--- BEGIN ---
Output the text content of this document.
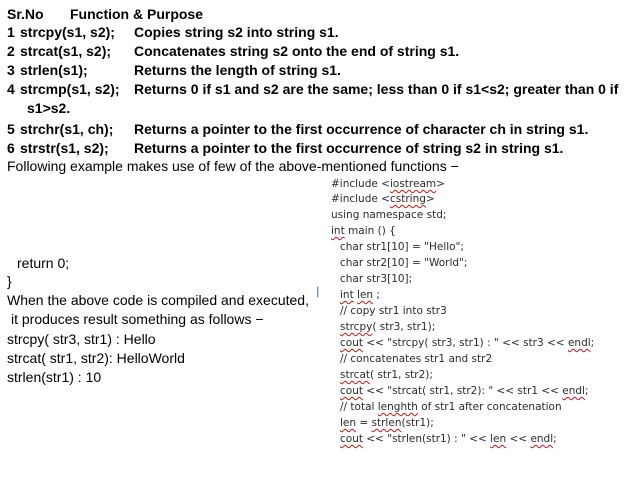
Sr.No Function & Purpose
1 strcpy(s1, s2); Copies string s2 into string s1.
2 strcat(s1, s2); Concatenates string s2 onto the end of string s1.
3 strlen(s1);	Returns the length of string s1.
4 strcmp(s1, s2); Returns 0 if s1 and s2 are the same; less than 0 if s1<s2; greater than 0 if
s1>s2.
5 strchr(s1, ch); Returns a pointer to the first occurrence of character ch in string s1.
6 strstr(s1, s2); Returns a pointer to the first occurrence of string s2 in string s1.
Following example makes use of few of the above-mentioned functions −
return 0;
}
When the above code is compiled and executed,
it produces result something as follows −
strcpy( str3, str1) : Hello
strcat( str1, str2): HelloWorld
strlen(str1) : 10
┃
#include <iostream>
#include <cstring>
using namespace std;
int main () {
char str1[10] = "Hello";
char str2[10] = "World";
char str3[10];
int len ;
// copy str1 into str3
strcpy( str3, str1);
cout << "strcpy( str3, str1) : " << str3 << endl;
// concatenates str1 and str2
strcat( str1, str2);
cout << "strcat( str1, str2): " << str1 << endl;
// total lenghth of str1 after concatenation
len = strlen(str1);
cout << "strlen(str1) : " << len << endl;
--- END ---
--- BEGIN ---
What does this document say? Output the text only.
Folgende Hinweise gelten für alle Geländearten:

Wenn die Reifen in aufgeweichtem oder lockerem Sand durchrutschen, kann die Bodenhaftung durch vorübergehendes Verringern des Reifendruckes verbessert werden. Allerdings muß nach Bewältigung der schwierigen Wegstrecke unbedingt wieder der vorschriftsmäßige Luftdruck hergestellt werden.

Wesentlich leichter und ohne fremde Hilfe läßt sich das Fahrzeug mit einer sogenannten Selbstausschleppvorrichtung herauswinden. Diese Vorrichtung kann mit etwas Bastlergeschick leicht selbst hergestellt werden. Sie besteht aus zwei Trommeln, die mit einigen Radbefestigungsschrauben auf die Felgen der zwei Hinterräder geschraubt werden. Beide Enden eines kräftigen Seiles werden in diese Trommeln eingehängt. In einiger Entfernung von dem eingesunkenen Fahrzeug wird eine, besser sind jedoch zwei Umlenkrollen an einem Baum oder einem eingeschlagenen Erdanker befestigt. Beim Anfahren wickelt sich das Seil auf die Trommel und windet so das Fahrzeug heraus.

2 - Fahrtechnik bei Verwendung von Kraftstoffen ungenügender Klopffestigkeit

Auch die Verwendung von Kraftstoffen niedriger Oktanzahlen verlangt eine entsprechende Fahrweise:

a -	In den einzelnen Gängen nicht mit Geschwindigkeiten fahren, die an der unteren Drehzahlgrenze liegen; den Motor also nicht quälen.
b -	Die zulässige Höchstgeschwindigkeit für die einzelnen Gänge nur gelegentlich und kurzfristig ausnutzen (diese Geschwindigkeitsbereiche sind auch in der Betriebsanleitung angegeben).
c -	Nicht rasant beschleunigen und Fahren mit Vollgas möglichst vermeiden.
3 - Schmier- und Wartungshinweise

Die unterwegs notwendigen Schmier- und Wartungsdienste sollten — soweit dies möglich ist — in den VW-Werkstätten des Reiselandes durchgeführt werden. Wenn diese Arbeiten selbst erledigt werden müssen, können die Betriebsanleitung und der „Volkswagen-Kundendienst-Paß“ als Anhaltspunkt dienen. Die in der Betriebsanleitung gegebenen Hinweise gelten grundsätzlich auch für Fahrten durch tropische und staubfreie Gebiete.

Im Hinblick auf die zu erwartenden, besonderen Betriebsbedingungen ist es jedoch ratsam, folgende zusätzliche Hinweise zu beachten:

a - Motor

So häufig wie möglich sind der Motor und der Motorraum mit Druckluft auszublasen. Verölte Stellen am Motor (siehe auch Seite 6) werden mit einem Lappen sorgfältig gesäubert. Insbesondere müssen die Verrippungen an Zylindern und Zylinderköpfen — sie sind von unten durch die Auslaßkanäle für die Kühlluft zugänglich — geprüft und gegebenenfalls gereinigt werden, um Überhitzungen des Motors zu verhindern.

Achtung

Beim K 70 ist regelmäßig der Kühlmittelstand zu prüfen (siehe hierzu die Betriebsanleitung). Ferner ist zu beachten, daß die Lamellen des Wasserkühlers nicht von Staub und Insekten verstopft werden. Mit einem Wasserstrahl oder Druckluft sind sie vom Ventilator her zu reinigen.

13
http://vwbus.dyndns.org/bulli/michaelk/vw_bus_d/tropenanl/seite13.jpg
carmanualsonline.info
--- END ---
Copy all lines from the material that hold "Betriebsanleitung".

◆ **THE REPLY**:
b -	Die zulässige Höchstgeschwindigkeit für die einzelnen Gänge nur gelegentlich und kurzfristig ausnutzen (diese Geschwindigkeitsbereiche sind auch in der Betriebsanleitung angegeben).
Die unterwegs notwendigen Schmier- und Wartungsdienste sollten — soweit dies möglich ist — in den VW-Werkstätten des Reiselandes durchgeführt werden. Wenn diese Arbeiten selbst erledigt werden müssen, können die Betriebsanleitung und der „Volkswagen-Kundendienst-Paß“ als Anhaltspunkt dienen. Die in der Betriebsanleitung gegebenen Hinweise gelten grundsätzlich auch für Fahrten durch tropische und staubfreie Gebiete.
Beim K 70 ist regelmäßig der Kühlmittelstand zu prüfen (siehe hierzu die Betriebsanleitung). Ferner ist zu beachten, daß die Lamellen des Wasserkühlers nicht von Staub und Insekten verstopft werden. Mit einem Wasserstrahl oder Druckluft sind sie vom Ventilator her zu reinigen.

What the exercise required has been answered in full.